● Data supplied:
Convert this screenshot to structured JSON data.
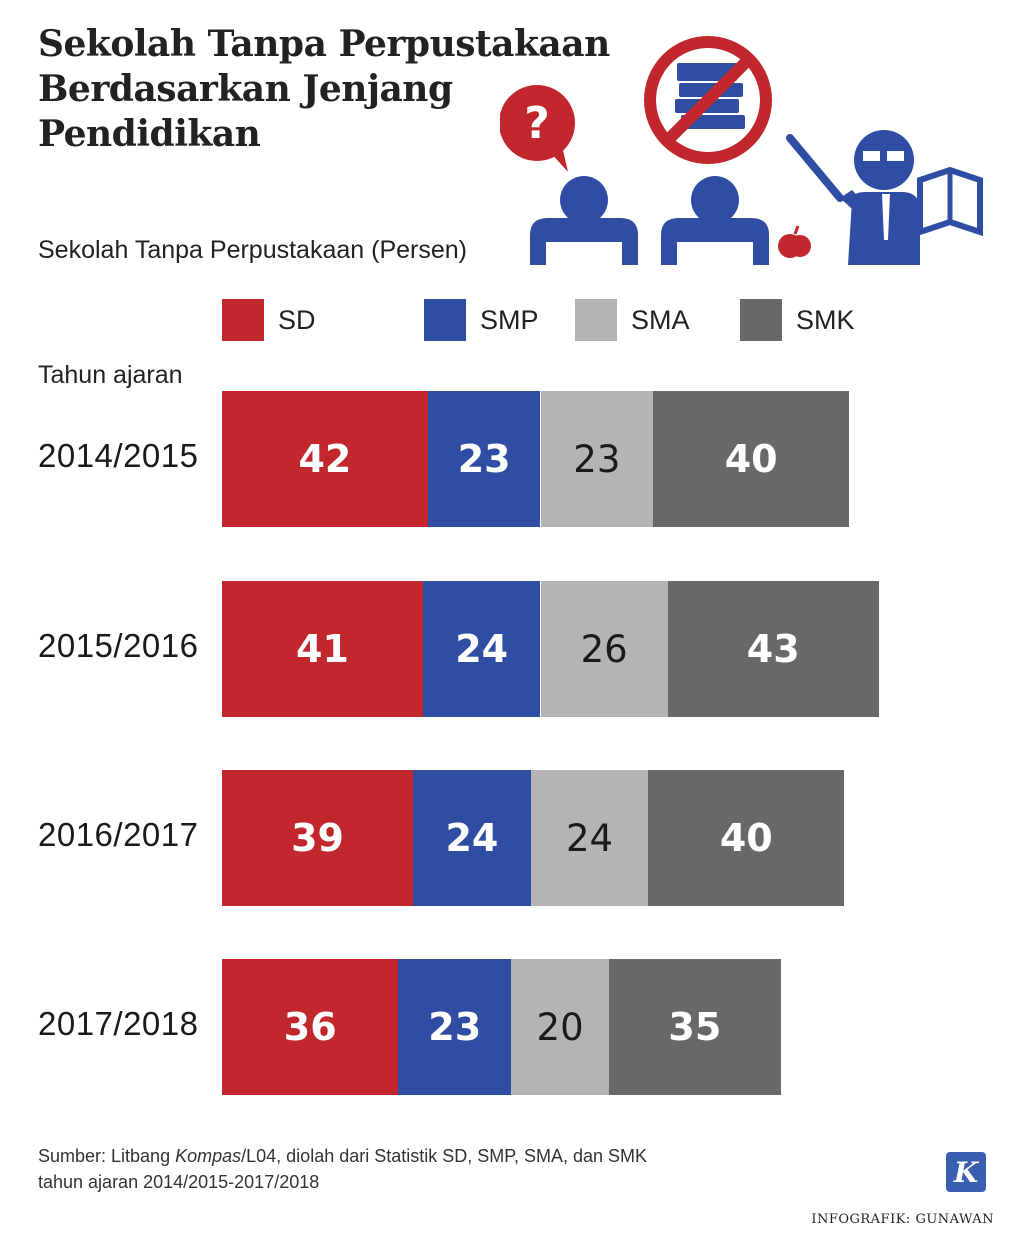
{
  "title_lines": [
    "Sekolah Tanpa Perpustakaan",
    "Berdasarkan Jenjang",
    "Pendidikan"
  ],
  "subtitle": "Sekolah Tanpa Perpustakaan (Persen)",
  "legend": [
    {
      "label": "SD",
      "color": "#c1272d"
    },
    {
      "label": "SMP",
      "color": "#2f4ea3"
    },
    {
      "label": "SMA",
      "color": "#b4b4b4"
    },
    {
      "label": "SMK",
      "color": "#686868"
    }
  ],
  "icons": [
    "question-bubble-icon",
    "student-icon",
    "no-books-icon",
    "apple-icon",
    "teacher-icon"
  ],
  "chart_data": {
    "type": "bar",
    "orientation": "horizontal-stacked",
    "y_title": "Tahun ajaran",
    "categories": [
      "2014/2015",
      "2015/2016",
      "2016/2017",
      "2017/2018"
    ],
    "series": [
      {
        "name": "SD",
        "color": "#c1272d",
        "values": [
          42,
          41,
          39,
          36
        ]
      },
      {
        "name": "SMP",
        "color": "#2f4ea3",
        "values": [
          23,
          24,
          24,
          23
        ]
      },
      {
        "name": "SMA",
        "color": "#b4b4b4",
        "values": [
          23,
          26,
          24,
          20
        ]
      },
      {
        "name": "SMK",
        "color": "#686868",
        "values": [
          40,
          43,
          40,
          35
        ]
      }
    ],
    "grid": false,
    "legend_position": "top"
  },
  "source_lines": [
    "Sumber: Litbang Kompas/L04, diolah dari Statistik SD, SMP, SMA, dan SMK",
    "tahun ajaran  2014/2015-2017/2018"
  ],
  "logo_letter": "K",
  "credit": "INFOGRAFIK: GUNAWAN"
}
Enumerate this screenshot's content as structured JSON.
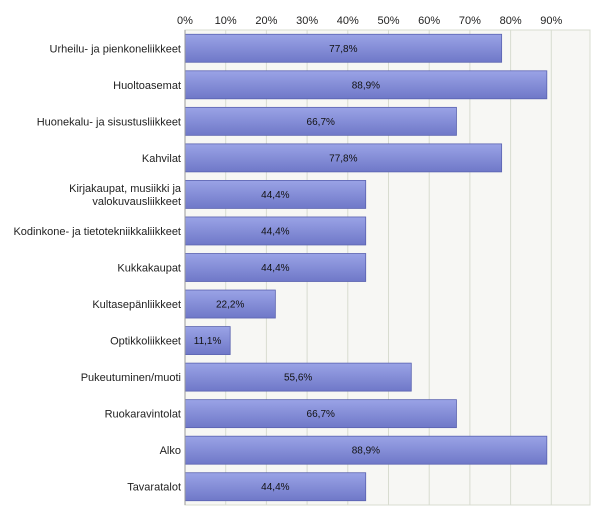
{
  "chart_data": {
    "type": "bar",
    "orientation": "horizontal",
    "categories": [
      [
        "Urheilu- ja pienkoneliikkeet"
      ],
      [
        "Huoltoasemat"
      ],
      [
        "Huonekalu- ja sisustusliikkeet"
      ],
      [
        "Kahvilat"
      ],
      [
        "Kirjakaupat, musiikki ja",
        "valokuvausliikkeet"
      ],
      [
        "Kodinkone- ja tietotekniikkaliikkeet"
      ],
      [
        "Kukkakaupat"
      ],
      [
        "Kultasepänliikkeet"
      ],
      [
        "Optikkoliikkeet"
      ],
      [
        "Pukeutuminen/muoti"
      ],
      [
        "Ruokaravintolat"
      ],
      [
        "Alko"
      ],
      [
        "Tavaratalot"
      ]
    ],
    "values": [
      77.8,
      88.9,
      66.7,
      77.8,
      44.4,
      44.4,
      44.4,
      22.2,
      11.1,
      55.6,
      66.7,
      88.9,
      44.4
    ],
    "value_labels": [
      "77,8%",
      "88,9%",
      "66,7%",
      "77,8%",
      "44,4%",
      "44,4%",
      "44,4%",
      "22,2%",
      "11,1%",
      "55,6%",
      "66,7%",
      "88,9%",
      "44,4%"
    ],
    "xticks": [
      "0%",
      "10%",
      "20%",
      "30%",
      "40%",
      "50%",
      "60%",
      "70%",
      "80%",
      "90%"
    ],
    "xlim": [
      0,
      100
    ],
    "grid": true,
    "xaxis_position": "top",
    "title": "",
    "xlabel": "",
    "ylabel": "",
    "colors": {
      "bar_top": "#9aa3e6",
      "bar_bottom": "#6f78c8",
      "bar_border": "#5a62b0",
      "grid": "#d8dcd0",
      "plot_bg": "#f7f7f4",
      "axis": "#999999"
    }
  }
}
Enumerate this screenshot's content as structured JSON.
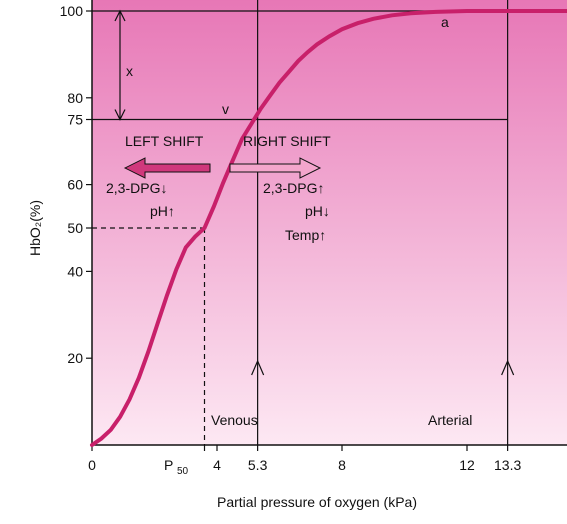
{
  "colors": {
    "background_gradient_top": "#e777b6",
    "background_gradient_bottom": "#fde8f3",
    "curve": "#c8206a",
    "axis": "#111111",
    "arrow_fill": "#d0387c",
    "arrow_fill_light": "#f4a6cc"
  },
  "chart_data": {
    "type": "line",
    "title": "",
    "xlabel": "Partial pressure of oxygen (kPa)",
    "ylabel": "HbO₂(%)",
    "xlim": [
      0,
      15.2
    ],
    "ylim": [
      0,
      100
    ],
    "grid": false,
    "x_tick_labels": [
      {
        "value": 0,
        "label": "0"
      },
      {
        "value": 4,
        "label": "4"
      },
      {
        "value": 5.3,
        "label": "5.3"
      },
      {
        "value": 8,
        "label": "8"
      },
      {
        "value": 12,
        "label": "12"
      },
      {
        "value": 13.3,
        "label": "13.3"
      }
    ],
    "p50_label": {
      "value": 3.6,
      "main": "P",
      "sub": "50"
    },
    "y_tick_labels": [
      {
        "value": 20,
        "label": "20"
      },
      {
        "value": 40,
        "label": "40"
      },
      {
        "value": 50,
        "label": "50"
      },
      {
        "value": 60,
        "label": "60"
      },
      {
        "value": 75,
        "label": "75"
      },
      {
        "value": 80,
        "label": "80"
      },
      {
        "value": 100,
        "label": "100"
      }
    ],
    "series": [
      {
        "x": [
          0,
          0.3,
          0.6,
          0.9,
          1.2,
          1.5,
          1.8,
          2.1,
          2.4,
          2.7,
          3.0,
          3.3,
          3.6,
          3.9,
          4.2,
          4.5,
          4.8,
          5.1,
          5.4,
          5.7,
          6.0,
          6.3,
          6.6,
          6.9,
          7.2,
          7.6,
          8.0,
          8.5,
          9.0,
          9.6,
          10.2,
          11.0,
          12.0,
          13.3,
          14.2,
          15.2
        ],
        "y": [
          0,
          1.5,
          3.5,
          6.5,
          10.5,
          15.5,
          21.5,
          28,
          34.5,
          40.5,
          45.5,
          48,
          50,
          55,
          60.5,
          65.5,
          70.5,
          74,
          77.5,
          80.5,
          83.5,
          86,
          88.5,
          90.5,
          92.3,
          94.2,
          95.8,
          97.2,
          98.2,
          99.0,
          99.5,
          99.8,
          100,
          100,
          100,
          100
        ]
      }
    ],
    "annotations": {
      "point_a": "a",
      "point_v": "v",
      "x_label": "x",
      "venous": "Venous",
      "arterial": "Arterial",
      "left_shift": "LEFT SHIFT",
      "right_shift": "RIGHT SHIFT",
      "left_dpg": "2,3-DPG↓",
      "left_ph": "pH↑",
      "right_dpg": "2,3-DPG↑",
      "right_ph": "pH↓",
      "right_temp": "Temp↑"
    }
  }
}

● Exercise directions: In the material above, show every line where the word "Perpustakaan" turns up.

● Task answer:
    "Sekolah Tanpa Perpustakaan",
  "subtitle": "Sekolah Tanpa Perpustakaan (Persen)",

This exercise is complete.